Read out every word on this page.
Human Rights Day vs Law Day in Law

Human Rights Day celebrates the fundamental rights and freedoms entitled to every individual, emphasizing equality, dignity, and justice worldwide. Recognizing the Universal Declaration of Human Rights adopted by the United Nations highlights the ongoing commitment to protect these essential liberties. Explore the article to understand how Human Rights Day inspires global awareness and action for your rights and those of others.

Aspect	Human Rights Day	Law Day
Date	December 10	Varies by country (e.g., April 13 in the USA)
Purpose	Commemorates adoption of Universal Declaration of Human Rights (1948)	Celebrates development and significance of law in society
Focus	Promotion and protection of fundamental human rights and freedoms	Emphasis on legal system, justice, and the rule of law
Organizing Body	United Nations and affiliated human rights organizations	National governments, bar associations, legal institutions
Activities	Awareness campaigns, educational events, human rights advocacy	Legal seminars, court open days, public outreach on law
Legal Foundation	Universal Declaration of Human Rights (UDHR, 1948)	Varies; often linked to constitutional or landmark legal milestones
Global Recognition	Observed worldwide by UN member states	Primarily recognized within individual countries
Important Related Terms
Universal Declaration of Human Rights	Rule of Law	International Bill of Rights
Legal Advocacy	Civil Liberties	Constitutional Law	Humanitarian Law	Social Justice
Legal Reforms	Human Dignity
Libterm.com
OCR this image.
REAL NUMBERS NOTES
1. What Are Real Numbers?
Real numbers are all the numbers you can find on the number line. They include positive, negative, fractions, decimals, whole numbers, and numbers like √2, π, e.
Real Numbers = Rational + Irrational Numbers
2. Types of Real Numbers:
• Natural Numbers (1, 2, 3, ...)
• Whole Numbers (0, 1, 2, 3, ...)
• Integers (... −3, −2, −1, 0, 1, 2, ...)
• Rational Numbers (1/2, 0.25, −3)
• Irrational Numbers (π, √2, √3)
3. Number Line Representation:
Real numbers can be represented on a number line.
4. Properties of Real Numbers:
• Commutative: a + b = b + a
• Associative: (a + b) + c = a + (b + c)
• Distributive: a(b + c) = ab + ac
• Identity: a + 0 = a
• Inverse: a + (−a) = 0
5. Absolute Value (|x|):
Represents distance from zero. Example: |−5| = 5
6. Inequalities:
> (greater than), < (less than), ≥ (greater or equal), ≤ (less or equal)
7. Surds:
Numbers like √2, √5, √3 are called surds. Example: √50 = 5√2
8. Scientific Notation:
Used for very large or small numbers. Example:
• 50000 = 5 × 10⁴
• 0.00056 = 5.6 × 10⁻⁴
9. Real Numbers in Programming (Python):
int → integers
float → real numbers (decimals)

+++++

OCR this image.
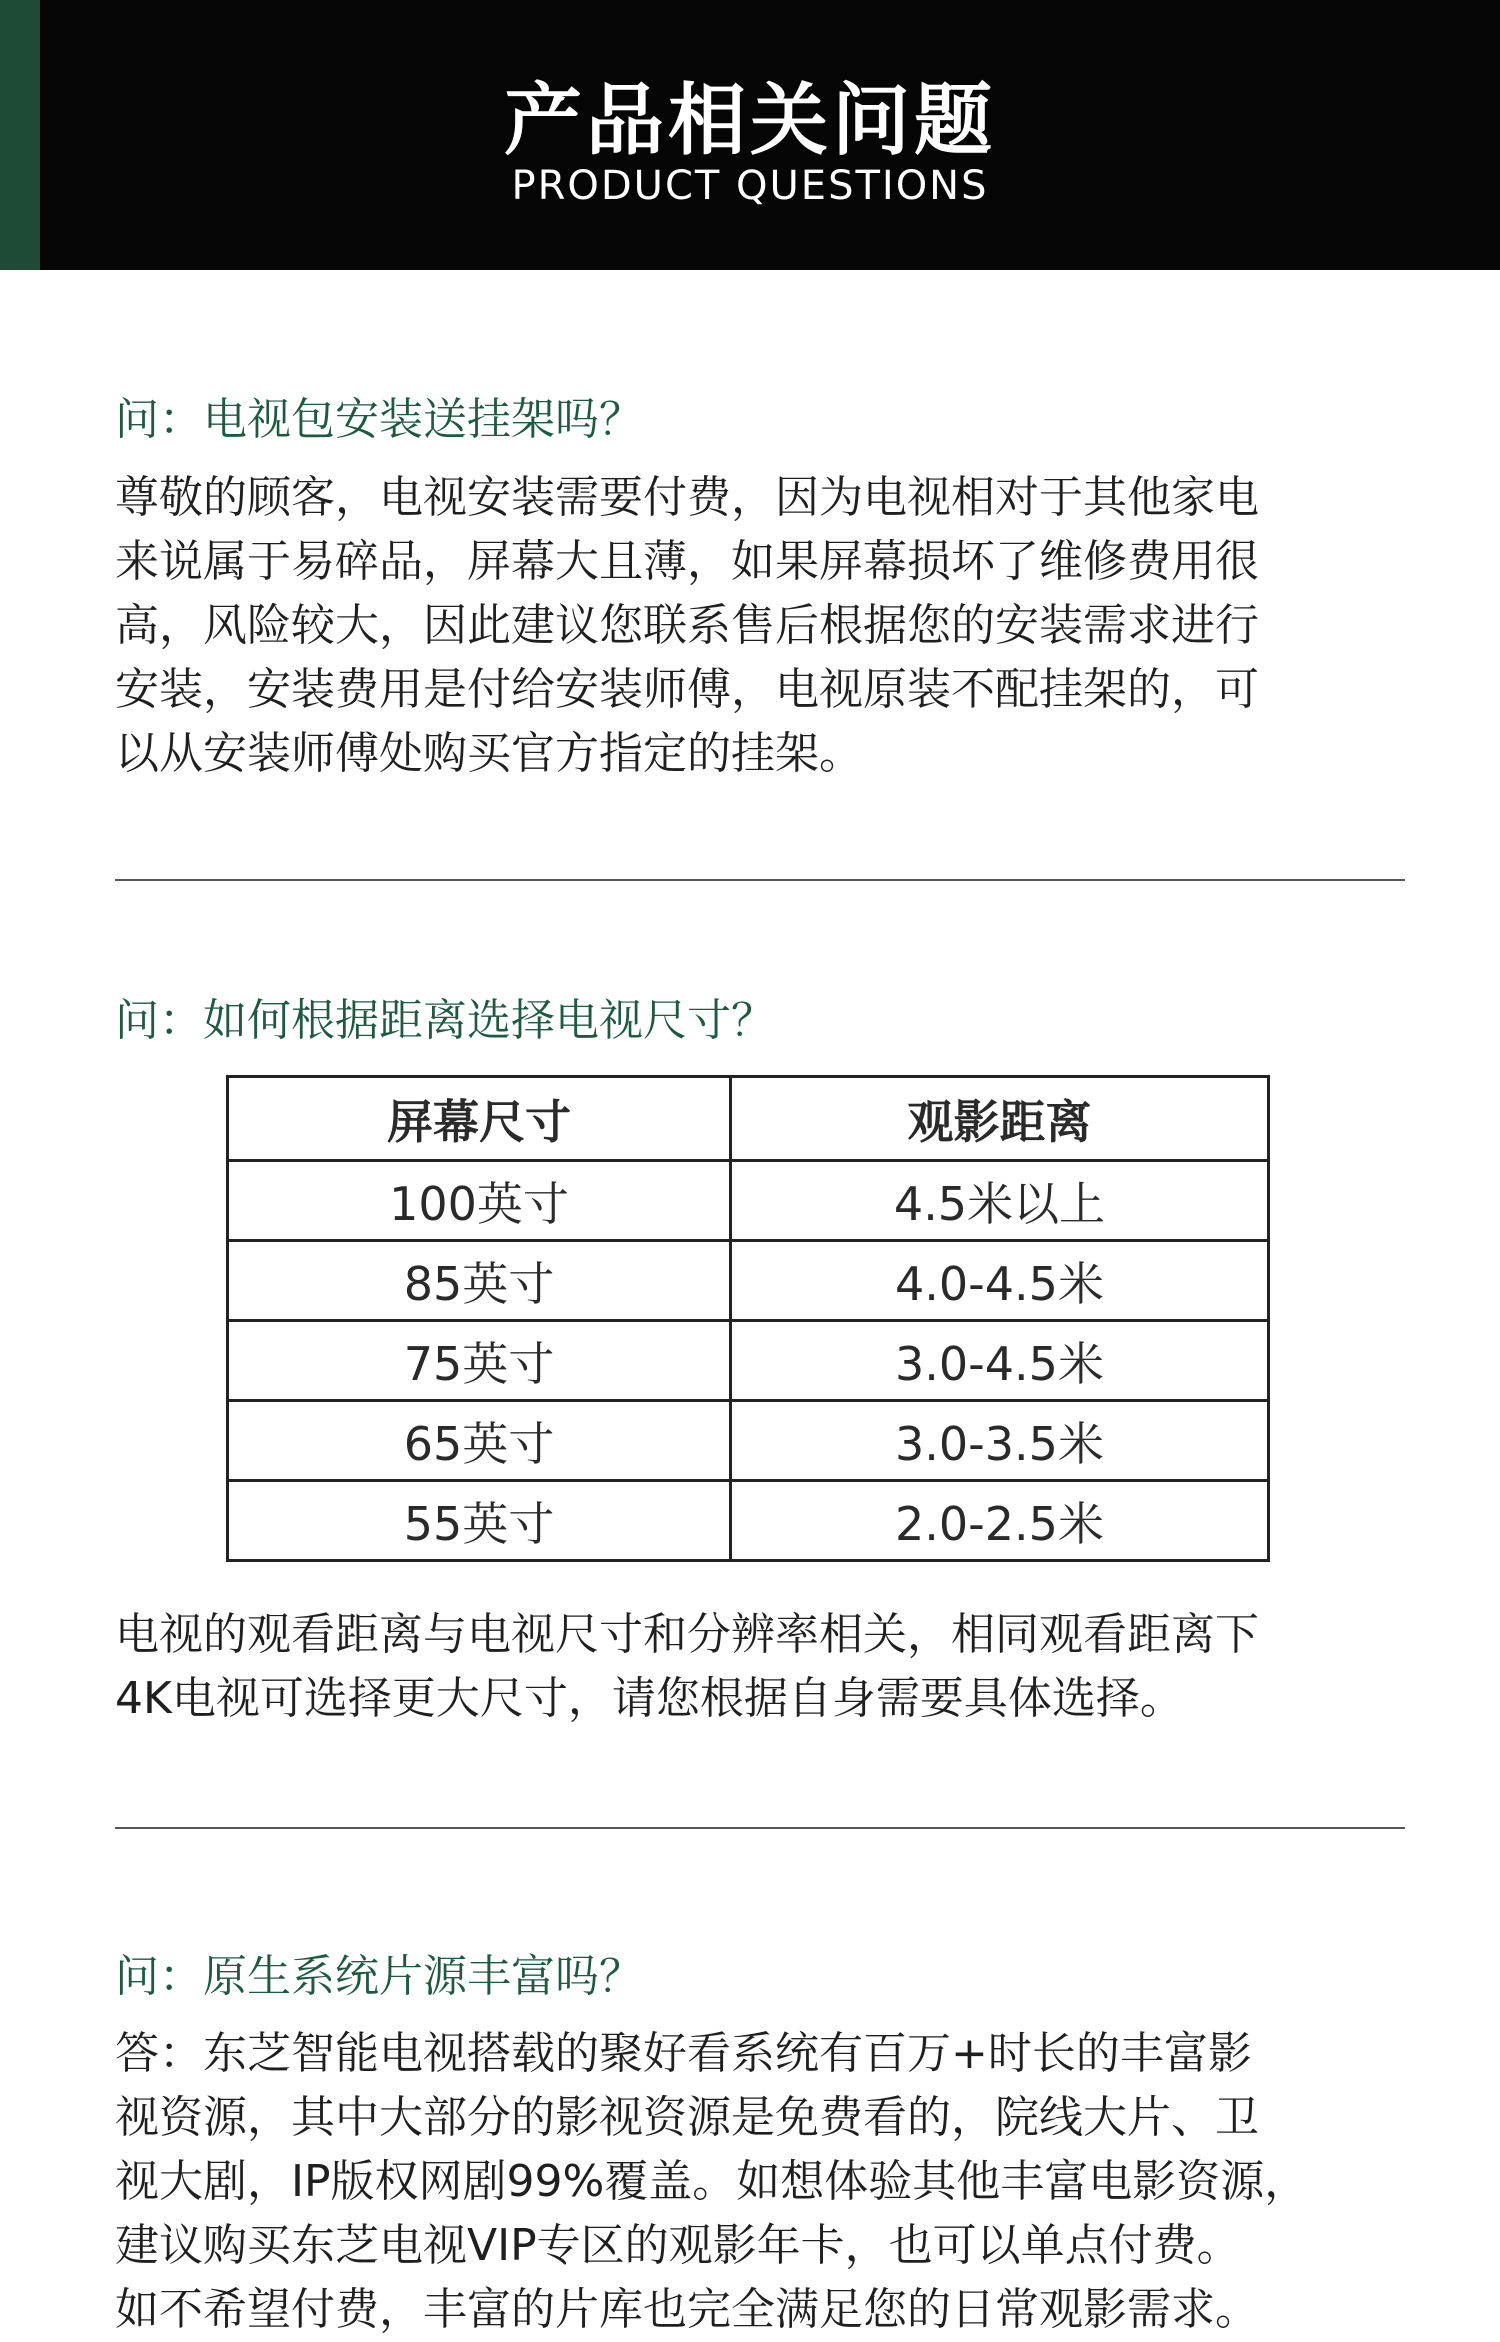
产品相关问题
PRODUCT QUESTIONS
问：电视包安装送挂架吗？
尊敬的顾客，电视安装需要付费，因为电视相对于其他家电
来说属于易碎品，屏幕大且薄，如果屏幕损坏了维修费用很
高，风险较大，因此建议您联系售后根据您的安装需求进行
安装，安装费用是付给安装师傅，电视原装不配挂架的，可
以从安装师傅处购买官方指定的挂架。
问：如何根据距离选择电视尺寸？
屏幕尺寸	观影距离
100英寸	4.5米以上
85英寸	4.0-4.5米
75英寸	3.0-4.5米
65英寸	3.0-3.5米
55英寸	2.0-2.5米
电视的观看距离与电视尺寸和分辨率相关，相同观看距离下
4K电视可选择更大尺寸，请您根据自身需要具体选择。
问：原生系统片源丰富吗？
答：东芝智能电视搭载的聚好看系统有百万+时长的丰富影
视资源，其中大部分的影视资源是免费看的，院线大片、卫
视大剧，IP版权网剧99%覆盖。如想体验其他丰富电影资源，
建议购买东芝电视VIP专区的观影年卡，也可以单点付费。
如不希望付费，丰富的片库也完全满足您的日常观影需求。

+++++

WRITTEN PROBLEM
Check each line of the records for the word "like" and extract those that contain it.

EXERCISE ANSWER
Real numbers are all the numbers you can find on the number line. They include positive, negative, fractions, decimals, whole numbers, and numbers like √2, π, e.
Numbers like √2, √5, √3 are called surds. Example: √50 = 5√2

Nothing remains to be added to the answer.